- _Problem details_:
Set out every line bearing the string "this".

— start Data listing —

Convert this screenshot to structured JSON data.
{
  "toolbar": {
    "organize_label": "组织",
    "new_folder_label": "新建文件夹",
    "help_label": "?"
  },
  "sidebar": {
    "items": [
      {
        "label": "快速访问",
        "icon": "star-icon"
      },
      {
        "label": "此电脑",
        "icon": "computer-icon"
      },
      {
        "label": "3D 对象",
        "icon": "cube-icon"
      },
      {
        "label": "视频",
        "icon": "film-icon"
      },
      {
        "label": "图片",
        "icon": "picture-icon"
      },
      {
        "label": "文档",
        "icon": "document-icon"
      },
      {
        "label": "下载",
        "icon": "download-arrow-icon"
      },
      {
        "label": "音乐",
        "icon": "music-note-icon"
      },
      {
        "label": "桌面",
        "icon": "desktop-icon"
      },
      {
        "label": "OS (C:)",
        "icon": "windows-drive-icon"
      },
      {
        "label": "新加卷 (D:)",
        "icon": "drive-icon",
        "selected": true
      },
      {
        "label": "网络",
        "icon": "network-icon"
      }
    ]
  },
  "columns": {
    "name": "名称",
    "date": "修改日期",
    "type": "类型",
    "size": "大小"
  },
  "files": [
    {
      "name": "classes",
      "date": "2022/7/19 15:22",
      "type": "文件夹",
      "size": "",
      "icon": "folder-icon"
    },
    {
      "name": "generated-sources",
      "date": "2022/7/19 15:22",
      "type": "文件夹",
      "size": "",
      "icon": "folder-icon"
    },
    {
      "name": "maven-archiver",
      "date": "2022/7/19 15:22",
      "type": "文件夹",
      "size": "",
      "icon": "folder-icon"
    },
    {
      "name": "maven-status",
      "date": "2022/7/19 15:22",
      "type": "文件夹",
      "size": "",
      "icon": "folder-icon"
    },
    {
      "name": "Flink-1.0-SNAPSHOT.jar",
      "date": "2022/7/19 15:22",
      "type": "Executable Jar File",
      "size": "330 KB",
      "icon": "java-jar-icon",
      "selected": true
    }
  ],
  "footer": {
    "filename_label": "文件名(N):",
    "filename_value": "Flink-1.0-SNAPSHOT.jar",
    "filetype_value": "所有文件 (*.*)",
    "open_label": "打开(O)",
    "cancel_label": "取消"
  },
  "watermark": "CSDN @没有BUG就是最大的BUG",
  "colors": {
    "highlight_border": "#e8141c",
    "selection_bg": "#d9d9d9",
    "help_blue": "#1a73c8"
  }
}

— end Data listing —
— start Data listing —

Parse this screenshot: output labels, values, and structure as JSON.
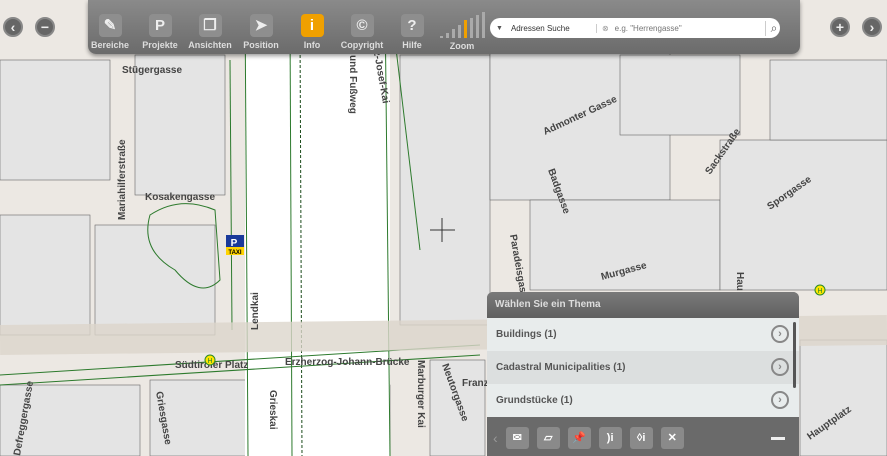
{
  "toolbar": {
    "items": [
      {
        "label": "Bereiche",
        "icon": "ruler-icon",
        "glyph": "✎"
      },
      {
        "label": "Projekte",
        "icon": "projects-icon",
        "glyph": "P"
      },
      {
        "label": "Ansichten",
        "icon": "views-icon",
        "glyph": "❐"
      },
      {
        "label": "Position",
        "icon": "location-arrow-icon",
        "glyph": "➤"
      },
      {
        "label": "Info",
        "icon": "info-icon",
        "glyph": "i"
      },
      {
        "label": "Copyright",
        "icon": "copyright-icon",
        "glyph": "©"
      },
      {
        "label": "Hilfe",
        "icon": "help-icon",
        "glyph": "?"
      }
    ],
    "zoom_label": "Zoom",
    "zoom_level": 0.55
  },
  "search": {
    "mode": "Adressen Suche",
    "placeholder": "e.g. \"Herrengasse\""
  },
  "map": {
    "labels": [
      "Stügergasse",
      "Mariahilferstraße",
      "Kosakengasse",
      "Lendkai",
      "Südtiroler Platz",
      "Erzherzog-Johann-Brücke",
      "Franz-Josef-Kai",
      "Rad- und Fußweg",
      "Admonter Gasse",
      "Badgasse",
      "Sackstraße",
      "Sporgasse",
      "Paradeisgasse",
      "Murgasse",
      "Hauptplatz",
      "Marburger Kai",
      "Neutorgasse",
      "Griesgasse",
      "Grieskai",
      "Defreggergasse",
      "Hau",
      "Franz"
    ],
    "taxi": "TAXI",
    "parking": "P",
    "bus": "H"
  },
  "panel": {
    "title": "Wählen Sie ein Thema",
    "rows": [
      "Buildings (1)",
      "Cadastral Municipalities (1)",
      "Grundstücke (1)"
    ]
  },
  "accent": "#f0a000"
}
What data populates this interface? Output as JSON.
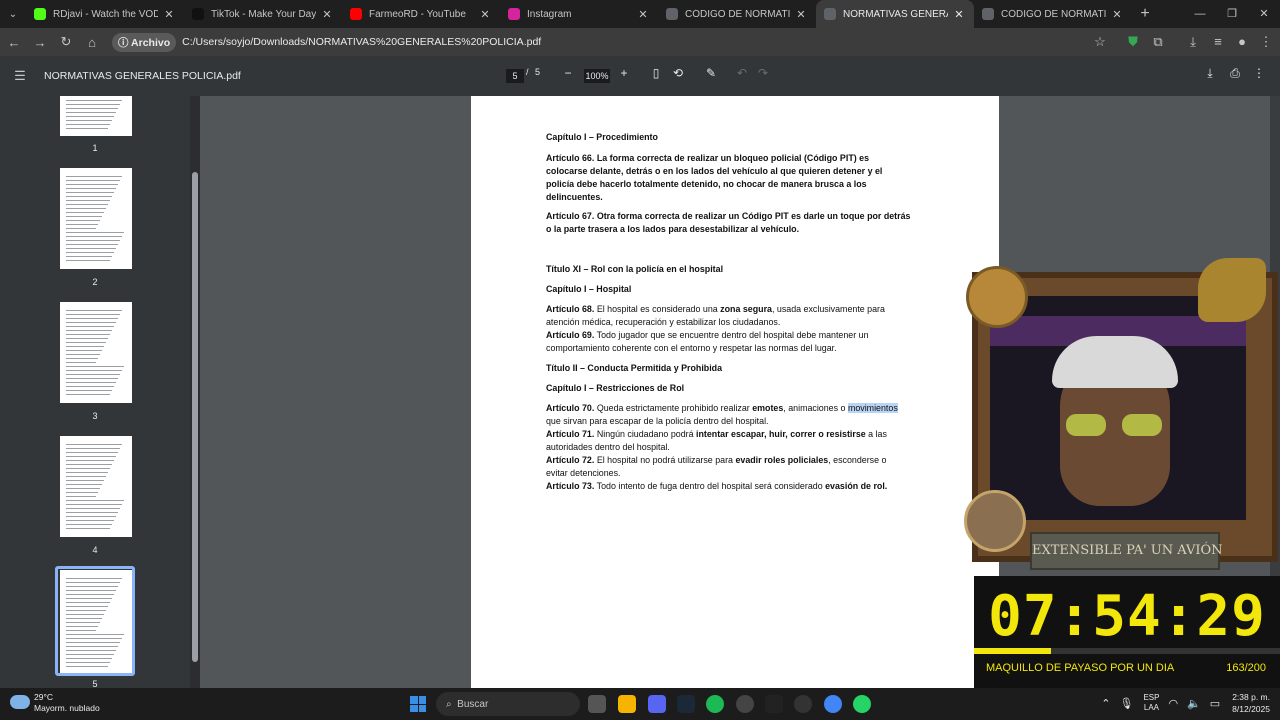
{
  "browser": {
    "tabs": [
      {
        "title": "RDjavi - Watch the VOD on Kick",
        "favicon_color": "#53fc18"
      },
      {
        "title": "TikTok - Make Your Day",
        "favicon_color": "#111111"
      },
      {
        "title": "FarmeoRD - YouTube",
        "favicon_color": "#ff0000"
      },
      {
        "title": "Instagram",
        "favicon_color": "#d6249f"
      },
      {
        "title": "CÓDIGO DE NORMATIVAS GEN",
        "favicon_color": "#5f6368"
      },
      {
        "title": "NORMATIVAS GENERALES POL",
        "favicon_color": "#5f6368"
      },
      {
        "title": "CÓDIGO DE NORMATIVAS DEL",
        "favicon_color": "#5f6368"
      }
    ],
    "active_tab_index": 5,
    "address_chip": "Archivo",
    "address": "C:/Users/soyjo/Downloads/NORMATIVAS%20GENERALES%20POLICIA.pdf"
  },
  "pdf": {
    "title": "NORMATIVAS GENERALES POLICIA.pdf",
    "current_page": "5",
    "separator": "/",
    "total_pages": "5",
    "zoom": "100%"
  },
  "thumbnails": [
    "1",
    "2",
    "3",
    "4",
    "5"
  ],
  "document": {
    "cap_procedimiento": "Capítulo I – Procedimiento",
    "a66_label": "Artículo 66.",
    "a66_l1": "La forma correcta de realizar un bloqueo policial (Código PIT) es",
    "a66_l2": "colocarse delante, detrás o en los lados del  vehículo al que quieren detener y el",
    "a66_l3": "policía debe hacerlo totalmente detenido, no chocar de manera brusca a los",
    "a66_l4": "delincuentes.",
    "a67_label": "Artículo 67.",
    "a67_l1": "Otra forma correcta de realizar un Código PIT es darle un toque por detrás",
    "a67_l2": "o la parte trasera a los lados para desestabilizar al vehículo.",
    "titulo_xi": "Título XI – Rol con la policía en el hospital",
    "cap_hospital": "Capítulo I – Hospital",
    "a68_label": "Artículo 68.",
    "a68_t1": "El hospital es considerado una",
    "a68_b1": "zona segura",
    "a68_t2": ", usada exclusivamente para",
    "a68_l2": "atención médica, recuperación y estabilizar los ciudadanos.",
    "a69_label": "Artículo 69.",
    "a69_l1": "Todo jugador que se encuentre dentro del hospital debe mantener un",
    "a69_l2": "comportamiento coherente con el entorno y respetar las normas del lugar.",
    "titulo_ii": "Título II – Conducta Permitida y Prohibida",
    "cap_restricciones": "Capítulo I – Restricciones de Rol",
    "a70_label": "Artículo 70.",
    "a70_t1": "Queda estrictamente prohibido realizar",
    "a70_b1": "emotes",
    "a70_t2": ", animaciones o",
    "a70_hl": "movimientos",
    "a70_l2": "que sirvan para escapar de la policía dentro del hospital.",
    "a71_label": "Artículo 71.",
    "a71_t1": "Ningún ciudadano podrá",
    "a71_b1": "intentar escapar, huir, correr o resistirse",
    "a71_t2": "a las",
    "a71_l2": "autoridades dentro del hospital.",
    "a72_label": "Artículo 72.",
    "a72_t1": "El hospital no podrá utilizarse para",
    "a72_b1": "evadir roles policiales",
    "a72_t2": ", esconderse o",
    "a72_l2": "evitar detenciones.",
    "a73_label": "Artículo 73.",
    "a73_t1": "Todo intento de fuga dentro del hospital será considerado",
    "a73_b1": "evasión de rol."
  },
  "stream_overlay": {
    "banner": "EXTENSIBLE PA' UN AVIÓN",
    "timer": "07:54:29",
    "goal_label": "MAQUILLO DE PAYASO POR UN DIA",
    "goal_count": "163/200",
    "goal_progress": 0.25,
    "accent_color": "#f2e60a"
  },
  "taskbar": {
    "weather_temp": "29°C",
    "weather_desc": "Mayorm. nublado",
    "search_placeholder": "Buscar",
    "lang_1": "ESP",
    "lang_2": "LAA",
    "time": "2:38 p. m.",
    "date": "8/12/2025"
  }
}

— end Data listing —

- _Completed exercise_:
Convert this screenshot to structured JSON data.
Parse this screenshot: output labels, values, and structure as JSON.
What data populates this interface? Output as JSON.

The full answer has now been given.